SHORT EXERCISE: Every line of the data that contains the string "Product" must be copied.

------ RECORDS SUPPLIED ------

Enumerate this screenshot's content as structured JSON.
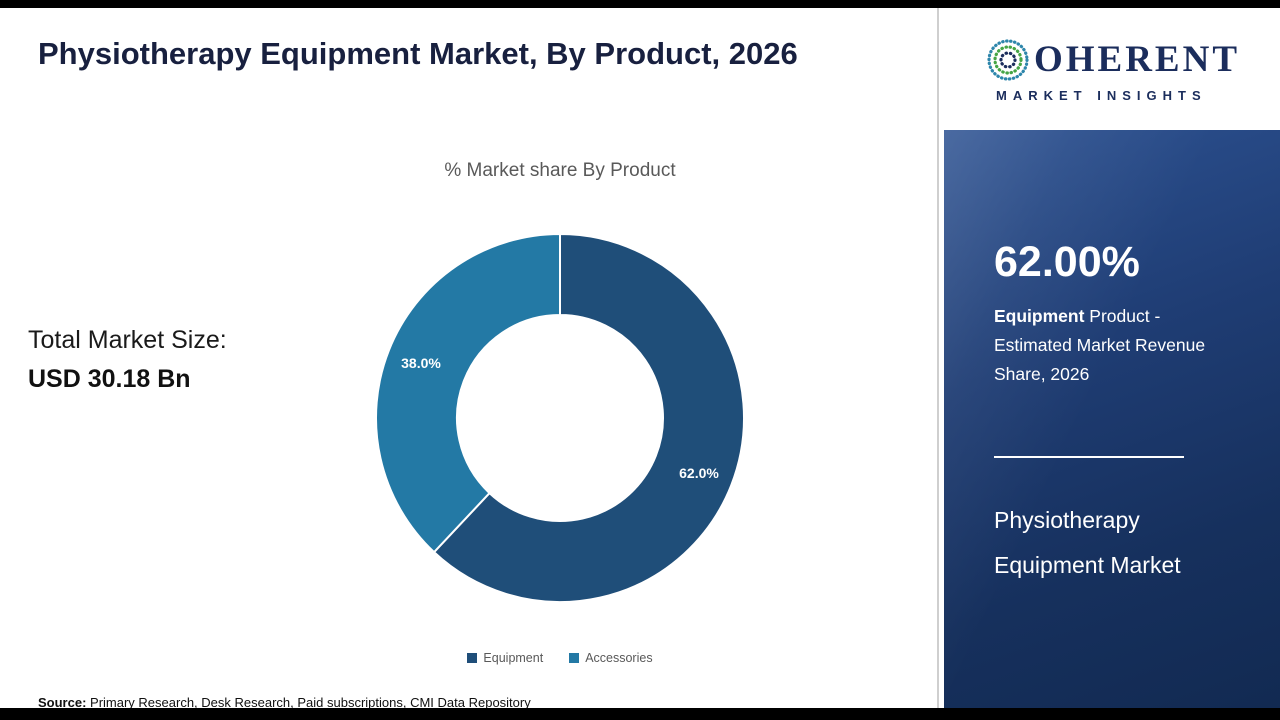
{
  "page": {
    "title": "Physiotherapy Equipment Market, By Product, 2026"
  },
  "logo": {
    "brand_initial": "C",
    "brand_rest": "OHERENT",
    "tagline": "MARKET INSIGHTS"
  },
  "main": {
    "total_market_label": "Total Market Size:",
    "total_market_value": "USD 30.18 Bn",
    "source_label": "Source:",
    "source_text": " Primary Research, Desk Research, Paid subscriptions, CMI Data Repository"
  },
  "chart_data": {
    "type": "pie",
    "variant": "donut",
    "title": "% Market share By Product",
    "categories": [
      "Equipment",
      "Accessories"
    ],
    "values": [
      62.0,
      38.0
    ],
    "data_labels": [
      "62.0%",
      "38.0%"
    ],
    "colors": [
      "#1F4E79",
      "#2379A5"
    ],
    "start_angle_deg": 0,
    "direction": "clockwise",
    "legend_position": "bottom",
    "inner_radius_ratio": 0.56
  },
  "sidebar": {
    "stat_value": "62.00%",
    "stat_desc_bold": "Equipment",
    "stat_desc_rest": " Product - Estimated Market Revenue Share, 2026",
    "panel_title": "Physiotherapy Equipment Market"
  }
}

------

THE ANSWER:
    "title": "Physiotherapy Equipment Market, By Product, 2026"
    "title": "% Market share By Product",
    "stat_desc_rest": " Product - Estimated Market Revenue Share, 2026",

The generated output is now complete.